▶ [Exercise objective]
List all lines of the data that include the string "head".

▶ [Information supplied]
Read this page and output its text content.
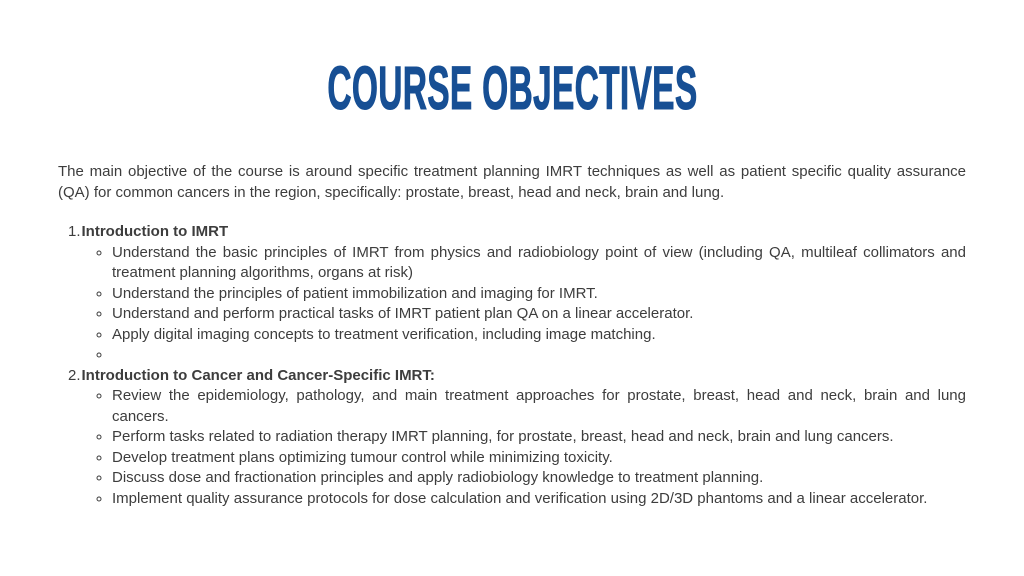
COURSE OBJECTIVES

The main objective of the course is around specific treatment planning IMRT techniques as well as patient specific quality assurance (QA) for common cancers in the region, specifically: prostate, breast, head and neck, brain and lung.

1.Introduction to IMRT
◦ Understand the basic principles of IMRT from physics and radiobiology point of view (including QA, multileaf collimators and treatment planning algorithms, organs at risk)
◦ Understand the principles of patient immobilization and imaging for IMRT.
◦ Understand and perform practical tasks of IMRT patient plan QA on a linear accelerator.
◦ Apply digital imaging concepts to treatment verification, including image matching.
◦
2.Introduction to Cancer and Cancer-Specific IMRT:
◦ Review the epidemiology, pathology, and main treatment approaches for prostate, breast, head and neck, brain and lung cancers.
◦ Perform tasks related to radiation therapy IMRT planning, for prostate, breast, head and neck, brain and lung cancers.
◦ Develop treatment plans optimizing tumour control while minimizing toxicity.
◦ Discuss dose and fractionation principles and apply radiobiology knowledge to treatment planning.
◦ Implement quality assurance protocols for dose calculation and verification using 2D/3D phantoms and a linear accelerator.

▶ [The reply]
The main objective of the course is around specific treatment planning IMRT techniques as well as patient specific quality assurance (QA) for common cancers in the region, specifically: prostate, breast, head and neck, brain and lung.
◦ Review the epidemiology, pathology, and main treatment approaches for prostate, breast, head and neck, brain and lung cancers.
◦ Perform tasks related to radiation therapy IMRT planning, for prostate, breast, head and neck, brain and lung cancers.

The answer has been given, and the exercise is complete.